Goal: All of the listing below must be repeated word for word. Pictures are the only thing to omit.

* * * * * * *

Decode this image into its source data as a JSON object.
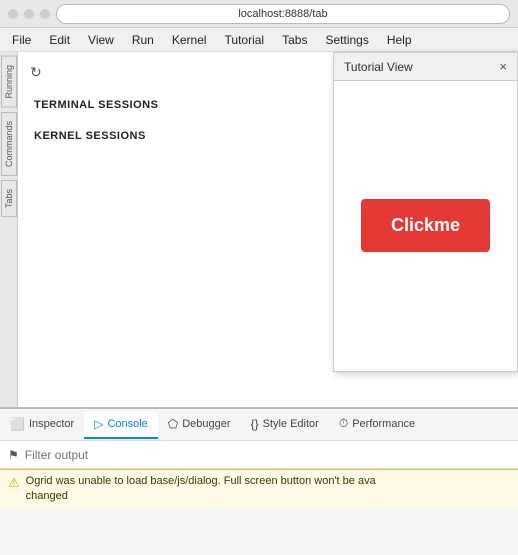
{
  "browser": {
    "address": "localhost:8888/tab"
  },
  "menu": {
    "items": [
      "File",
      "Edit",
      "View",
      "Run",
      "Kernel",
      "Tutorial",
      "Tabs",
      "Settings",
      "Help"
    ]
  },
  "sidebar": {
    "labels": [
      "Running",
      "Commands",
      "Tabs"
    ]
  },
  "sessions": {
    "refresh_icon": "↻",
    "terminal_label": "TERMINAL SESSIONS",
    "kernel_label": "KERNEL SESSIONS",
    "close_icon": "×"
  },
  "tutorial": {
    "title": "Tutorial View",
    "close_icon": "×",
    "button_label": "Clickme"
  },
  "devtools": {
    "tabs": [
      {
        "id": "inspector",
        "icon": "⬜",
        "label": "Inspector"
      },
      {
        "id": "console",
        "icon": "▷",
        "label": "Console",
        "active": true
      },
      {
        "id": "debugger",
        "icon": "⬠",
        "label": "Debugger"
      },
      {
        "id": "style-editor",
        "icon": "{}",
        "label": "Style Editor"
      },
      {
        "id": "performance",
        "icon": "⏱",
        "label": "Performance"
      }
    ],
    "filter_placeholder": "Filter output",
    "console_warning": "⚠",
    "console_message": "Ogrid was unable to load base/js/dialog. Full screen button won't be ava",
    "console_message2": "changed"
  }
}
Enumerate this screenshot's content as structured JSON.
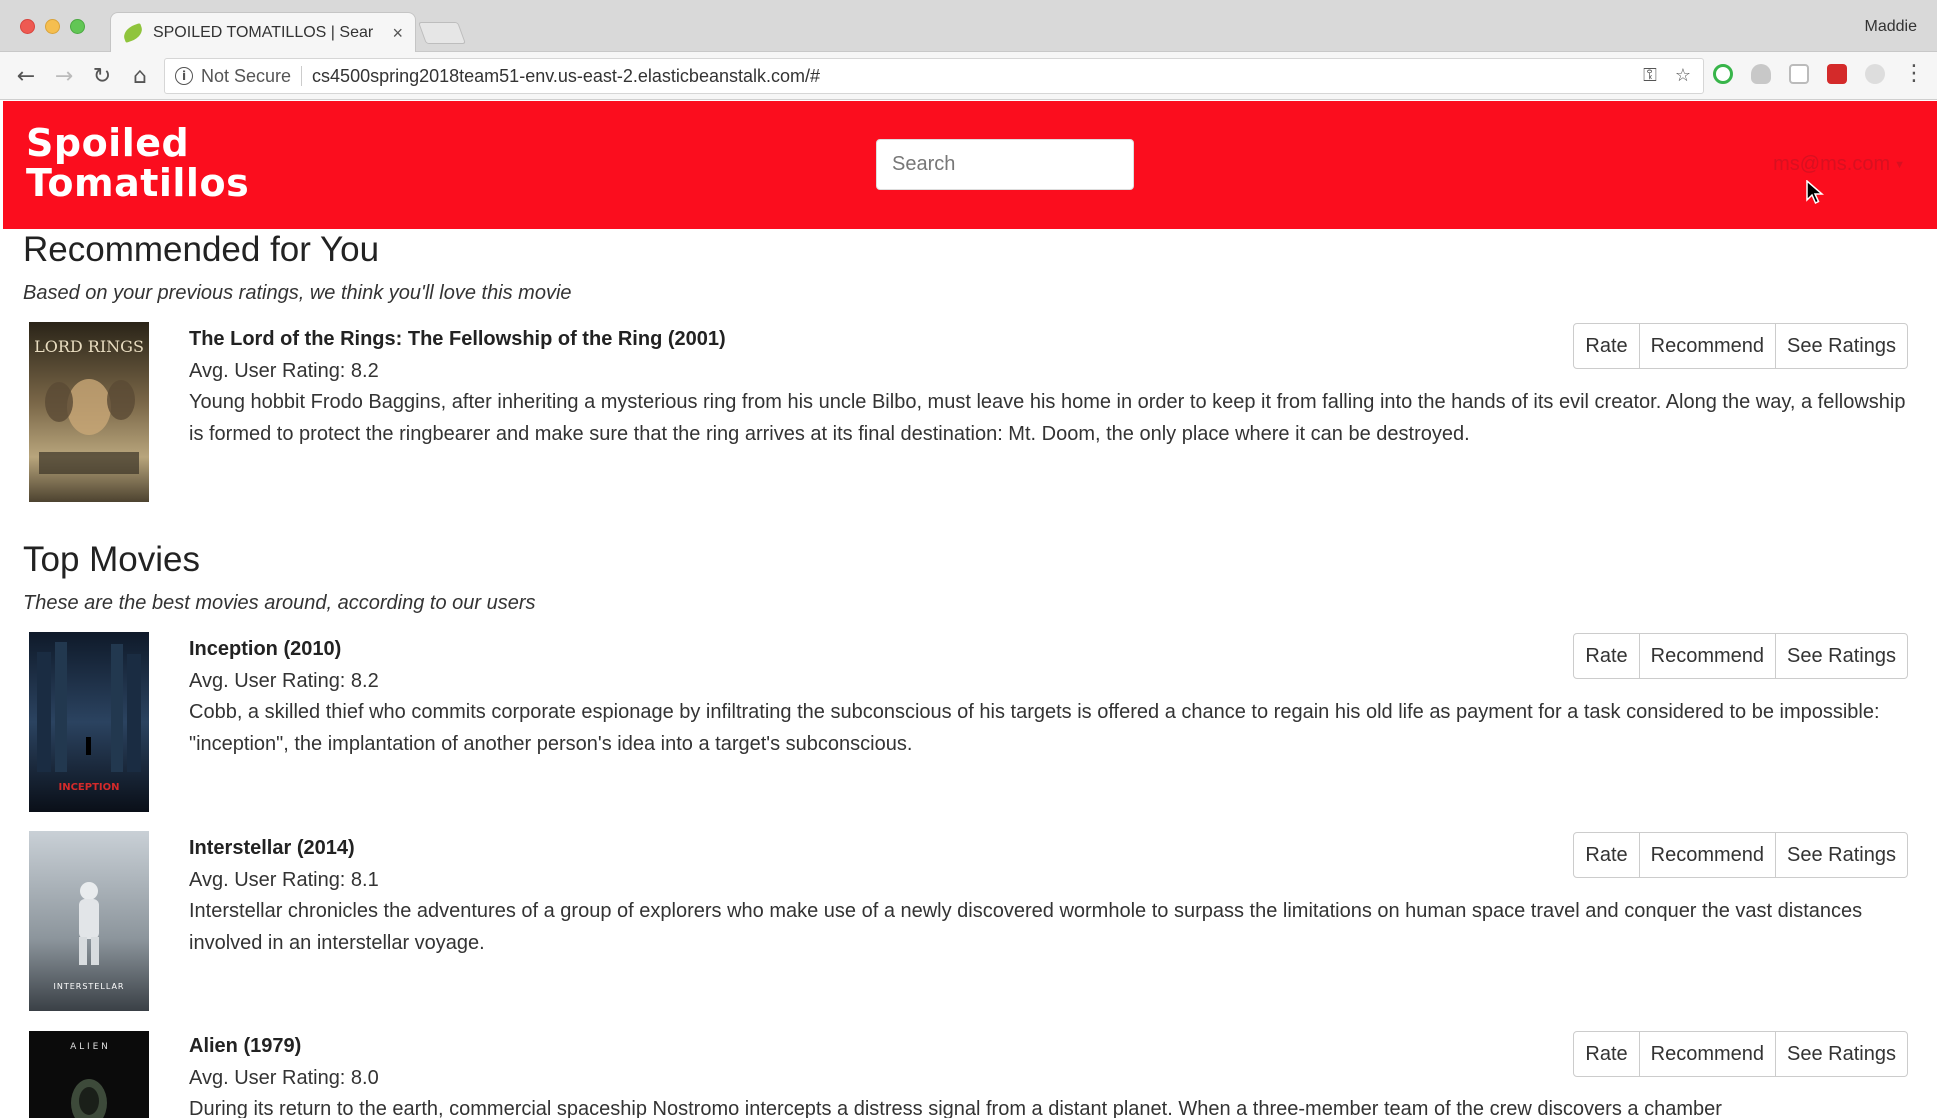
{
  "browser": {
    "tab_title": "SPOILED TOMATILLOS | Sear",
    "tab_close": "×",
    "profile": "Maddie",
    "security_label": "Not Secure",
    "url": "cs4500spring2018team51-env.us-east-2.elasticbeanstalk.com/#",
    "icons": {
      "back": "←",
      "forward": "→",
      "reload": "↻",
      "home": "⌂",
      "key": "⚿",
      "star": "☆",
      "info": "i",
      "menu": "⋮"
    }
  },
  "site": {
    "logo_line1": "Spoiled",
    "logo_line2": "Tomatillos",
    "search_placeholder": "Search",
    "user_email": "ms@ms.com",
    "user_caret": "▼",
    "brand_color": "#fb0d1e"
  },
  "recommended": {
    "title": "Recommended for You",
    "subtitle": "Based on your previous ratings, we think you'll love this movie",
    "movies": [
      {
        "title": "The Lord of the Rings: The Fellowship of the Ring (2001)",
        "rating": "Avg. User Rating: 8.2",
        "description": "Young hobbit Frodo Baggins, after inheriting a mysterious ring from his uncle Bilbo, must leave his home in order to keep it from falling into the hands of its evil creator. Along the way, a fellowship is formed to protect the ringbearer and make sure that the ring arrives at its final destination: Mt. Doom, the only place where it can be destroyed.",
        "poster_text": "LORD RINGS"
      }
    ]
  },
  "top": {
    "title": "Top Movies",
    "subtitle": "These are the best movies around, according to our users",
    "movies": [
      {
        "title": "Inception (2010)",
        "rating": "Avg. User Rating: 8.2",
        "description": "Cobb, a skilled thief who commits corporate espionage by infiltrating the subconscious of his targets is offered a chance to regain his old life as payment for a task considered to be impossible: \"inception\", the implantation of another person's idea into a target's subconscious.",
        "poster_text": "INCEPTION"
      },
      {
        "title": "Interstellar (2014)",
        "rating": "Avg. User Rating: 8.1",
        "description": "Interstellar chronicles the adventures of a group of explorers who make use of a newly discovered wormhole to surpass the limitations on human space travel and conquer the vast distances involved in an interstellar voyage.",
        "poster_text": "INTERSTELLAR"
      },
      {
        "title": "Alien (1979)",
        "rating": "Avg. User Rating: 8.0",
        "description": "During its return to the earth, commercial spaceship Nostromo intercepts a distress signal from a distant planet. When a three-member team of the crew discovers a chamber",
        "poster_text": "A L I E N"
      }
    ]
  },
  "buttons": {
    "rate": "Rate",
    "recommend": "Recommend",
    "see_ratings": "See Ratings"
  }
}
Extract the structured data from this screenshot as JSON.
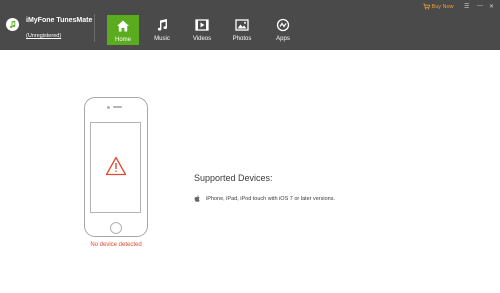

* * * * * * *

Task answer:
Decode this image into its source data as a JSON object.
{
  "browser": {
    "address": "localhost:8888/tab"
  },
  "menu": {
    "items": [
      "File",
      "Edit",
      "View",
      "Run",
      "Kernel",
      "Tutorial",
      "Tabs",
      "Settings",
      "Help"
    ]
  },
  "sidebar": {
    "labels": [
      "Running",
      "Commands",
      "Tabs"
    ]
  },
  "sessions": {
    "refresh_icon": "↻",
    "terminal_label": "TERMINAL SESSIONS",
    "kernel_label": "KERNEL SESSIONS",
    "close_icon": "×"
  },
  "tutorial": {
    "title": "Tutorial View",
    "close_icon": "×",
    "button_label": "Clickme"
  },
  "devtools": {
    "tabs": [
      {
        "id": "inspector",
        "icon": "⬜",
        "label": "Inspector"
      },
      {
        "id": "console",
        "icon": "▷",
        "label": "Console",
        "active": true
      },
      {
        "id": "debugger",
        "icon": "⬠",
        "label": "Debugger"
      },
      {
        "id": "style-editor",
        "icon": "{}",
        "label": "Style Editor"
      },
      {
        "id": "performance",
        "icon": "⏱",
        "label": "Performance"
      }
    ],
    "filter_placeholder": "Filter output",
    "console_warning": "⚠",
    "console_message": "Ogrid was unable to load base/js/dialog. Full screen button won't be ava",
    "console_message2": "changed"
  }
}
Enumerate this screenshot's content as structured JSON.
{
  "browser": {
    "tab_title": "SPOILED TOMATILLOS | Sear",
    "tab_close": "×",
    "profile": "Maddie",
    "security_label": "Not Secure",
    "url": "cs4500spring2018team51-env.us-east-2.elasticbeanstalk.com/#",
    "icons": {
      "back": "←",
      "forward": "→",
      "reload": "↻",
      "home": "⌂",
      "key": "⚿",
      "star": "☆",
      "info": "i",
      "menu": "⋮"
    }
  },
  "site": {
    "logo_line1": "Spoiled",
    "logo_line2": "Tomatillos",
    "search_placeholder": "Search",
    "user_email": "ms@ms.com",
    "user_caret": "▼",
    "brand_color": "#fb0d1e"
  },
  "recommended": {
    "title": "Recommended for You",
    "subtitle": "Based on your previous ratings, we think you'll love this movie",
    "movies": [
      {
        "title": "The Lord of the Rings: The Fellowship of the Ring (2001)",
        "rating": "Avg. User Rating: 8.2",
        "description": "Young hobbit Frodo Baggins, after inheriting a mysterious ring from his uncle Bilbo, must leave his home in order to keep it from falling into the hands of its evil creator. Along the way, a fellowship is formed to protect the ringbearer and make sure that the ring arrives at its final destination: Mt. Doom, the only place where it can be destroyed.",
        "poster_text": "LORD RINGS"
      }
    ]
  },
  "top": {
    "title": "Top Movies",
    "subtitle": "These are the best movies around, according to our users",
    "movies": [
      {
        "title": "Inception (2010)",
        "rating": "Avg. User Rating: 8.2",
        "description": "Cobb, a skilled thief who commits corporate espionage by infiltrating the subconscious of his targets is offered a chance to regain his old life as payment for a task considered to be impossible: \"inception\", the implantation of another person's idea into a target's subconscious.",
        "poster_text": "INCEPTION"
      },
      {
        "title": "Interstellar (2014)",
        "rating": "Avg. User Rating: 8.1",
        "description": "Interstellar chronicles the adventures of a group of explorers who make use of a newly discovered wormhole to surpass the limitations on human space travel and conquer the vast distances involved in an interstellar voyage.",
        "poster_text": "INTERSTELLAR"
      },
      {
        "title": "Alien (1979)",
        "rating": "Avg. User Rating: 8.0",
        "description": "During its return to the earth, commercial spaceship Nostromo intercepts a distress signal from a distant planet. When a three-member team of the crew discovers a chamber",
        "poster_text": "A L I E N"
      }
    ]
  },
  "buttons": {
    "rate": "Rate",
    "recommend": "Recommend",
    "see_ratings": "See Ratings"
  }
}
Extract the structured data from this screenshot as JSON.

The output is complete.